**Written task**
Copy every record below, exactly as written.

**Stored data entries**
###

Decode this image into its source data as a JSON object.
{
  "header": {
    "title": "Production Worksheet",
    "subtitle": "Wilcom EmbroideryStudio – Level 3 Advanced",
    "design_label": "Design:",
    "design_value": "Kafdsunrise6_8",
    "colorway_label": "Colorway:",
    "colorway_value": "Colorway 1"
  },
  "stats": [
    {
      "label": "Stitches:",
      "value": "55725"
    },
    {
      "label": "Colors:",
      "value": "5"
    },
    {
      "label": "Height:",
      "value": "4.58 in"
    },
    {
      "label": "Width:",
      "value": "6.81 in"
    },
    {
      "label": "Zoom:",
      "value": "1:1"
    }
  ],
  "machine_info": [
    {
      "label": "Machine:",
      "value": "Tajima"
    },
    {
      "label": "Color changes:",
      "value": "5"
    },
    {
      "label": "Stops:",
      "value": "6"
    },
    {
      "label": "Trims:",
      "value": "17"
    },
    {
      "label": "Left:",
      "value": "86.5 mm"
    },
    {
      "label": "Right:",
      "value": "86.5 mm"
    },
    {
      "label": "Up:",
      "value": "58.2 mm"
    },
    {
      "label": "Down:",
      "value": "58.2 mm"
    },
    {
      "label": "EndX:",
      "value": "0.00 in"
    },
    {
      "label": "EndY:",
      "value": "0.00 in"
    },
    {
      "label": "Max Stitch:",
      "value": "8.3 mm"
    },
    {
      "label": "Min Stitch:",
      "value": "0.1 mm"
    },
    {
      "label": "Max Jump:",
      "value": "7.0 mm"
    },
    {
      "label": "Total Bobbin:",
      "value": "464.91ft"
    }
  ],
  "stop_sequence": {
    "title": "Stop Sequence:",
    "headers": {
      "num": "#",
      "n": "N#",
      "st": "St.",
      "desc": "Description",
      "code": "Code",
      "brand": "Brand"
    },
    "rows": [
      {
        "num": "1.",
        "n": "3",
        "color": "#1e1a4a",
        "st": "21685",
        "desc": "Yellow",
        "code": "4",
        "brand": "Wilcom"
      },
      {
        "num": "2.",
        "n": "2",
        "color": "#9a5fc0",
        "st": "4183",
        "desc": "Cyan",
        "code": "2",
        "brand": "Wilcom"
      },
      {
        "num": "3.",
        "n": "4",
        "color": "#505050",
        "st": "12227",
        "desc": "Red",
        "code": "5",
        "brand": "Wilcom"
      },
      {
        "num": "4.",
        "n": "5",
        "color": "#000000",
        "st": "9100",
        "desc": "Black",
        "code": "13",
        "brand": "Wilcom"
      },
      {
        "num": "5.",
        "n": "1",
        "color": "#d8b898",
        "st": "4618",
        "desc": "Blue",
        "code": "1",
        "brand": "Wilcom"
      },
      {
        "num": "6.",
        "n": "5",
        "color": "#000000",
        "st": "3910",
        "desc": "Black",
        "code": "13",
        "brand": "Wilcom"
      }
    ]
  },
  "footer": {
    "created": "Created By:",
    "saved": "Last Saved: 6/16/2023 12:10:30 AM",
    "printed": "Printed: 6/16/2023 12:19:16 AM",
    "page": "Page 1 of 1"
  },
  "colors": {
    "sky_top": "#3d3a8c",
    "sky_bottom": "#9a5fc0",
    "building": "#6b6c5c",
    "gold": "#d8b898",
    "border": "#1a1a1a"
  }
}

###

**Result below**
Decode this image into its source data as a JSON object.
{
  "header": {
    "title": "Production Worksheet",
    "subtitle": "Wilcom EmbroideryStudio – Level 3 Advanced",
    "design_label": "Design:",
    "design_value": "Kafdsunrise6_8",
    "colorway_label": "Colorway:",
    "colorway_value": "Colorway 1"
  },
  "stats": [
    {
      "label": "Stitches:",
      "value": "55725"
    },
    {
      "label": "Colors:",
      "value": "5"
    },
    {
      "label": "Height:",
      "value": "4.58 in"
    },
    {
      "label": "Width:",
      "value": "6.81 in"
    },
    {
      "label": "Zoom:",
      "value": "1:1"
    }
  ],
  "machine_info": [
    {
      "label": "Machine:",
      "value": "Tajima"
    },
    {
      "label": "Color changes:",
      "value": "5"
    },
    {
      "label": "Stops:",
      "value": "6"
    },
    {
      "label": "Trims:",
      "value": "17"
    },
    {
      "label": "Left:",
      "value": "86.5 mm"
    },
    {
      "label": "Right:",
      "value": "86.5 mm"
    },
    {
      "label": "Up:",
      "value": "58.2 mm"
    },
    {
      "label": "Down:",
      "value": "58.2 mm"
    },
    {
      "label": "EndX:",
      "value": "0.00 in"
    },
    {
      "label": "EndY:",
      "value": "0.00 in"
    },
    {
      "label": "Max Stitch:",
      "value": "8.3 mm"
    },
    {
      "label": "Min Stitch:",
      "value": "0.1 mm"
    },
    {
      "label": "Max Jump:",
      "value": "7.0 mm"
    },
    {
      "label": "Total Bobbin:",
      "value": "464.91ft"
    }
  ],
  "stop_sequence": {
    "title": "Stop Sequence:",
    "headers": {
      "num": "#",
      "n": "N#",
      "st": "St.",
      "desc": "Description",
      "code": "Code",
      "brand": "Brand"
    },
    "rows": [
      {
        "num": "1.",
        "n": "3",
        "color": "#1e1a4a",
        "st": "21685",
        "desc": "Yellow",
        "code": "4",
        "brand": "Wilcom"
      },
      {
        "num": "2.",
        "n": "2",
        "color": "#9a5fc0",
        "st": "4183",
        "desc": "Cyan",
        "code": "2",
        "brand": "Wilcom"
      },
      {
        "num": "3.",
        "n": "4",
        "color": "#505050",
        "st": "12227",
        "desc": "Red",
        "code": "5",
        "brand": "Wilcom"
      },
      {
        "num": "4.",
        "n": "5",
        "color": "#000000",
        "st": "9100",
        "desc": "Black",
        "code": "13",
        "brand": "Wilcom"
      },
      {
        "num": "5.",
        "n": "1",
        "color": "#d8b898",
        "st": "4618",
        "desc": "Blue",
        "code": "1",
        "brand": "Wilcom"
      },
      {
        "num": "6.",
        "n": "5",
        "color": "#000000",
        "st": "3910",
        "desc": "Black",
        "code": "13",
        "brand": "Wilcom"
      }
    ]
  },
  "footer": {
    "created": "Created By:",
    "saved": "Last Saved: 6/16/2023 12:10:30 AM",
    "printed": "Printed: 6/16/2023 12:19:16 AM",
    "page": "Page 1 of 1"
  },
  "colors": {
    "sky_top": "#3d3a8c",
    "sky_bottom": "#9a5fc0",
    "building": "#6b6c5c",
    "gold": "#d8b898",
    "border": "#1a1a1a"
  }
}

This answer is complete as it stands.